### WHAT IS ASKED
Which lines hold the word "Question"? Copy each of them.

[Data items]
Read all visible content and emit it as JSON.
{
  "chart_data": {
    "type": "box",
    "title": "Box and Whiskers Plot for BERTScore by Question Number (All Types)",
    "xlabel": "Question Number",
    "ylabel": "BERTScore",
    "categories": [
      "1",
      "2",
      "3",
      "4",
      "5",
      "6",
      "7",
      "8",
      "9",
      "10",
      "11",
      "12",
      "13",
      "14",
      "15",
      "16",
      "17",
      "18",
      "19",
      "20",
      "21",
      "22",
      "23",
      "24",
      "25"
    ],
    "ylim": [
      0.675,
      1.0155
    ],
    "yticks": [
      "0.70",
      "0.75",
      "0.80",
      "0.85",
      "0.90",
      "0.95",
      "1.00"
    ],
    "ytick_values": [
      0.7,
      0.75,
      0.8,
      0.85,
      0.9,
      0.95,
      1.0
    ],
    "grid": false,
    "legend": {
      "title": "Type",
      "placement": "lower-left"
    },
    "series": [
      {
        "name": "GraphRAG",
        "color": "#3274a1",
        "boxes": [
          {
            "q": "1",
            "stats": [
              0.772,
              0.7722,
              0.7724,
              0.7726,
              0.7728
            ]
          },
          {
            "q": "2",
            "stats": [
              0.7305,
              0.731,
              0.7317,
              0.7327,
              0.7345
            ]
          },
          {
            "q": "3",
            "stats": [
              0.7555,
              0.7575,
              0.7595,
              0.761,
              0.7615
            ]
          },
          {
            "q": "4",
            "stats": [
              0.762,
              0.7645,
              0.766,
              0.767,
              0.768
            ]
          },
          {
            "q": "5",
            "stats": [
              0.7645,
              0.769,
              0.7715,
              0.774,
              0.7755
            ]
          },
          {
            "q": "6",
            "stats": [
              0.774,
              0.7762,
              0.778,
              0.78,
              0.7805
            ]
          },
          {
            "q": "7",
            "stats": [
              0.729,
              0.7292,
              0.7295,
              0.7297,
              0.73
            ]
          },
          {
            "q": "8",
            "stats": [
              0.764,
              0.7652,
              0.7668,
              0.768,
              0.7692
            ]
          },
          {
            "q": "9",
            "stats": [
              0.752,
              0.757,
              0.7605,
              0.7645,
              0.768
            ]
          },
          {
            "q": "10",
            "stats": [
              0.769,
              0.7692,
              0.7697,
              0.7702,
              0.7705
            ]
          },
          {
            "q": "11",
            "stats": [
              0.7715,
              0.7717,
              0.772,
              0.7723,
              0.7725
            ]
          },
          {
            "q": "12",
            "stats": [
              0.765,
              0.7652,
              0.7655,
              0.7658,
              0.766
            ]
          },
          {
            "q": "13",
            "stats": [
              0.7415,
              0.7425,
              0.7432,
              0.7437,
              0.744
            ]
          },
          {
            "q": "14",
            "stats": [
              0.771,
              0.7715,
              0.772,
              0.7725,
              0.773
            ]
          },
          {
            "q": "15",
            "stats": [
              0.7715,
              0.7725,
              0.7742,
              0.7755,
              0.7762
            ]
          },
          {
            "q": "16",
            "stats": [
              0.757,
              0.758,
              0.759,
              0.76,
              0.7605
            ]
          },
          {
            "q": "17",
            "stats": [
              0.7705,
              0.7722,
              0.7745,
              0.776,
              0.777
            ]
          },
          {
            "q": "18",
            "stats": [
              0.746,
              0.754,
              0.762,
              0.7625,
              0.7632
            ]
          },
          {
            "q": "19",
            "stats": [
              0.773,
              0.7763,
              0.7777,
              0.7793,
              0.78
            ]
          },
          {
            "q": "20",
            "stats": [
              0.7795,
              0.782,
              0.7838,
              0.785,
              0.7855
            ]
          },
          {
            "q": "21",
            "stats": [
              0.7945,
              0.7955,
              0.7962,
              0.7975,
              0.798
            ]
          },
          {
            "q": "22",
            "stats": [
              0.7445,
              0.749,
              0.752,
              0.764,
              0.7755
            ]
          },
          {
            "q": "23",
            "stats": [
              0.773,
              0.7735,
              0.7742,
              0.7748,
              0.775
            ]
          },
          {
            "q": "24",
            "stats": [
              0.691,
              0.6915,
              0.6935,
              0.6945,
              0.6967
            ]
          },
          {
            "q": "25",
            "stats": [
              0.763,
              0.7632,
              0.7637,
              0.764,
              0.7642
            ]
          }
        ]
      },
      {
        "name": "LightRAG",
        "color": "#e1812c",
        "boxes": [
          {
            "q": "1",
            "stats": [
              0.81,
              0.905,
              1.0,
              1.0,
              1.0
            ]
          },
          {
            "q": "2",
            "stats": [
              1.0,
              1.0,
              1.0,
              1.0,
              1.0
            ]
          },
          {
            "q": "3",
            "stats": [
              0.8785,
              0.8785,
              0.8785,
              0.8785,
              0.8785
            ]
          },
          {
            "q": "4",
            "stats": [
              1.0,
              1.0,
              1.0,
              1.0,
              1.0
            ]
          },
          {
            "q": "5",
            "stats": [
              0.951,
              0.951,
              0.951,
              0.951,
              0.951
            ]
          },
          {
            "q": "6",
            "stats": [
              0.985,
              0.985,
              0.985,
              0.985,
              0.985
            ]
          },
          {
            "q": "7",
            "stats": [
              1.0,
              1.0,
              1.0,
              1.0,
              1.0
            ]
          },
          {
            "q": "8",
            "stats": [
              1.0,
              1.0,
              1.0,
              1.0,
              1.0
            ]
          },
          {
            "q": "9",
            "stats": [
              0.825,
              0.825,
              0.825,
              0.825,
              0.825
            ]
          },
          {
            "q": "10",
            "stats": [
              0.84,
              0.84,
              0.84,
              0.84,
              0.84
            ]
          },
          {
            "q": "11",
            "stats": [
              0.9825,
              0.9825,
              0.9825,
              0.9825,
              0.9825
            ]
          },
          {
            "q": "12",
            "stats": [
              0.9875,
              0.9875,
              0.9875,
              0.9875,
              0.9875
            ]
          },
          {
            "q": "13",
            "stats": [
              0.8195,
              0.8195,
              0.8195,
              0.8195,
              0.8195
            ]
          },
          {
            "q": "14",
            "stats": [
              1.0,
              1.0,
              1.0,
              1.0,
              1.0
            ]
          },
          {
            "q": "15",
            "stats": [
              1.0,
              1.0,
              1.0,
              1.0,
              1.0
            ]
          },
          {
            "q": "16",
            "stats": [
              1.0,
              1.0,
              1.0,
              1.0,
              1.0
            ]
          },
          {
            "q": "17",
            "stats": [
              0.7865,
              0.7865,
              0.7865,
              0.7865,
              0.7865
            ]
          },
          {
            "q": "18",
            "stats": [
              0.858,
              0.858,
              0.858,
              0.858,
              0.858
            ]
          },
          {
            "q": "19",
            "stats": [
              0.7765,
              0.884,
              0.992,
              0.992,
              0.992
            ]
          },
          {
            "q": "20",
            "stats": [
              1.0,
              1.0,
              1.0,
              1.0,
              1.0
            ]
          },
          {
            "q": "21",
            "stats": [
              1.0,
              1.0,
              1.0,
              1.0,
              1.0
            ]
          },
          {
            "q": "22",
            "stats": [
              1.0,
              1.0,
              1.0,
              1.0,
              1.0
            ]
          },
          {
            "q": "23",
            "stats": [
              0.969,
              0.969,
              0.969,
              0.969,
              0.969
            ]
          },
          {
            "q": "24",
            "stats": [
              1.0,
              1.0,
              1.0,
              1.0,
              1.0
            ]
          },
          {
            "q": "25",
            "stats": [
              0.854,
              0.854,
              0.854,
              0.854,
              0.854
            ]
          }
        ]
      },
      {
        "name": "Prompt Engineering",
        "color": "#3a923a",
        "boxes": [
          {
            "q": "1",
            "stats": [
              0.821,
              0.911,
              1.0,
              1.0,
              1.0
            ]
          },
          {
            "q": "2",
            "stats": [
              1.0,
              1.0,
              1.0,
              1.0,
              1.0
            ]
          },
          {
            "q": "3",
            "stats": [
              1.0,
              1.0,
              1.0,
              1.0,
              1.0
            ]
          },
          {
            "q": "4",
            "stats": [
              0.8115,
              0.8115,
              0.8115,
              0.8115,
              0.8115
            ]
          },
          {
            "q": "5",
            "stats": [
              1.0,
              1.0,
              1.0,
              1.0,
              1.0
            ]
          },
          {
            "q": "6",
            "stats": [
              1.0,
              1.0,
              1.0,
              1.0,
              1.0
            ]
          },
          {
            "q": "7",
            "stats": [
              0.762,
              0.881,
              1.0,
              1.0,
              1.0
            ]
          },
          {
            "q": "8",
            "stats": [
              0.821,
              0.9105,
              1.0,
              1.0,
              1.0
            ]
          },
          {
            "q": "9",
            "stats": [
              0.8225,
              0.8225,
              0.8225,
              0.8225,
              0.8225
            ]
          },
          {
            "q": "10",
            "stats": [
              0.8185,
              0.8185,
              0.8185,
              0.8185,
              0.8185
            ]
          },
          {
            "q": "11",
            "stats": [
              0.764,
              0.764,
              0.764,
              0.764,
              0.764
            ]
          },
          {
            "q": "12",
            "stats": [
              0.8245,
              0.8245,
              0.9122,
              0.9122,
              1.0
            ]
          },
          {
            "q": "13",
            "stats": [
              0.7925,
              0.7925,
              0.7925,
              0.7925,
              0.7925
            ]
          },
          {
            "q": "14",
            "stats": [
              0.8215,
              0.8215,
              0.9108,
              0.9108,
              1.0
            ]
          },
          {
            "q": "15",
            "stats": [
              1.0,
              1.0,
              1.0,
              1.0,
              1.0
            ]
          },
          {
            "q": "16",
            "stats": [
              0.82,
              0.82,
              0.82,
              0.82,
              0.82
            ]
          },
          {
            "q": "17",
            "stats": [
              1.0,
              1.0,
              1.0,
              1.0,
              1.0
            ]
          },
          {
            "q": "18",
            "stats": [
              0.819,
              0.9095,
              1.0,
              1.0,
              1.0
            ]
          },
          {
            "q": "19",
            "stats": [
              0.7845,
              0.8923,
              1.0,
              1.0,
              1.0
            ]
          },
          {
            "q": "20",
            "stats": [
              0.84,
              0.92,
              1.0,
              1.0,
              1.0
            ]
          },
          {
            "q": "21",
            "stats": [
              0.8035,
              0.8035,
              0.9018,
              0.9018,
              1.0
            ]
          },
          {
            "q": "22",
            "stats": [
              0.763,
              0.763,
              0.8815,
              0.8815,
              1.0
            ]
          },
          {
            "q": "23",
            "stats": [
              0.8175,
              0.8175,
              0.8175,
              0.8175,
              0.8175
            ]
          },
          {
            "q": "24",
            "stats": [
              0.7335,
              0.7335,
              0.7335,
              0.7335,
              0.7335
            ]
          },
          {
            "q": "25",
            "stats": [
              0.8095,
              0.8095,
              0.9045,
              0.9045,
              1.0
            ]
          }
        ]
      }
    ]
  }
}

### ANSWER TO THE PROBLEM
    "title": "Box and Whiskers Plot for BERTScore by Question Number (All Types)",
    "xlabel": "Question Number",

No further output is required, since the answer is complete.